Research into a dark web database of six million global card details showed only America and India had more payment data stolen than the UK.
NordVPN’s study into six underground marketplaces showed the UK had a total of 164,143 payment card details listed, almost as many as the next two biggest European victims, France (97,032) and Italy (78,676), added together.
Worryingly, two-thirds of Brits’ card data listed (63%) came bundled with a treasure trove of other private information, ranging from home addresses, phone numbers and email addresses to National Insurance numbers.
Researchers found that UK card details typically cost just £4.61. This was 18% lower than the global average (£5.61) and half the average price of payment data belonging to consumers from Denmark — at £9.23 the most expensive in the study.

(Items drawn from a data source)
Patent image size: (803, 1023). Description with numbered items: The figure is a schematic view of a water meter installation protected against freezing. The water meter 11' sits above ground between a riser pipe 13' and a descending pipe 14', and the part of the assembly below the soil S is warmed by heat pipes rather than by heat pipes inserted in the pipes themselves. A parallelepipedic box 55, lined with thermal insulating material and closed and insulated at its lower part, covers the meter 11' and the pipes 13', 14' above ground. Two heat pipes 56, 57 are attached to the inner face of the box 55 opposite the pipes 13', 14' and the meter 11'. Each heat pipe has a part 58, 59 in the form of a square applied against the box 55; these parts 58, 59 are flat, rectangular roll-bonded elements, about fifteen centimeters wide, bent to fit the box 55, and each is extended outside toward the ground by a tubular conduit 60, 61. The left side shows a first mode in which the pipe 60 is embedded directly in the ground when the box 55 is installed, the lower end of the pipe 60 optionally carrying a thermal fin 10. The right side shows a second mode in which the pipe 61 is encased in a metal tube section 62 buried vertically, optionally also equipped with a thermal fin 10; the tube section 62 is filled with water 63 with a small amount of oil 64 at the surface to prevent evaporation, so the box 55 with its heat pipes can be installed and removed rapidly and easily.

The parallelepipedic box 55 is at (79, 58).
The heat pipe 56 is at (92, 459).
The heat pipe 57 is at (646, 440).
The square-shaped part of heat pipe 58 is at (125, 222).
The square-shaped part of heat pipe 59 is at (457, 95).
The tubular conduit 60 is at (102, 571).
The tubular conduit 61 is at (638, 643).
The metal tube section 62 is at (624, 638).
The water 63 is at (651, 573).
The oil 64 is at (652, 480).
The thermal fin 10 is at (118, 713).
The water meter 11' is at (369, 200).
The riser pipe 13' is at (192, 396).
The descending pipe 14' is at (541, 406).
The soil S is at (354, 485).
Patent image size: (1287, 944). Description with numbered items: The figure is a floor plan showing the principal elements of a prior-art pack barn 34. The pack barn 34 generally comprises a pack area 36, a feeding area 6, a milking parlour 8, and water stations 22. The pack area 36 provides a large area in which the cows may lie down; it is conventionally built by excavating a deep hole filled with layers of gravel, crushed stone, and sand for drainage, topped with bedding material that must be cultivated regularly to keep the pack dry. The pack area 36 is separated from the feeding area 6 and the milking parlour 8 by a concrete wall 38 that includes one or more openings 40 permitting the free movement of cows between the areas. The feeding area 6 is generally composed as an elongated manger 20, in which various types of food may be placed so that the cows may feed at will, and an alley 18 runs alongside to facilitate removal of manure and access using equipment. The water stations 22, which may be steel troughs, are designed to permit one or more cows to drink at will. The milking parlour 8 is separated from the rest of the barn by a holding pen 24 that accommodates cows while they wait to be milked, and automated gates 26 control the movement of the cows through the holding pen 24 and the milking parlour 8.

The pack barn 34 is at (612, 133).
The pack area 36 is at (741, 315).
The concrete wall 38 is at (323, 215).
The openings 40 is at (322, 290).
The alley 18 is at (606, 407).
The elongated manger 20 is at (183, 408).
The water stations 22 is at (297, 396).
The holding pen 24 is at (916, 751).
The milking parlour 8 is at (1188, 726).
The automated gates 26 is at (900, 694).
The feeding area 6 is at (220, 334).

Activity 1
Summarize the text on stolen card data in two sentences.
Activity 2
Answer these questions from the text on stolen card data:
(a) How many payment card details from France were listed?
(b) What share of Brits' card data came bundled with other private information?
(c) Which country's payment data was the most expensive in the study, and at what price?
Activity 3
Carry on the text on stolen card data after its final sentence.

Reply 1
NordVPN's study of six dark web marketplaces found 164,143 UK payment card details listed, a total beaten only by America and India. Nearly two-thirds of that UK data came bundled with other private information, and UK card details typically sold for £4.61, below the global average of £5.61.

Reply 2
(a) 97,032
(b) Two-thirds (63%)
(c) Denmark, at £9.23

Reply 3
The average cost of stolen payment cards has fallen by over a quarter since the end of 2021, reflecting the growth — and success — of low-cost online scams and fraud like phishing and malware.
Adrianus Warmenhoven, a cybersecurity expert at NordVPN, says: “In the past, experts linked payment card fraud to brute-forcing attacks — when a criminal tries to guess a payment card number and security code to use their victim’s card. However, most of the cards found were sold alongside the email and home addresses of their victims, which are impossible to brute force. We can therefore conclude that they were stolen using more sophisticated methods, such as phishing and malware.”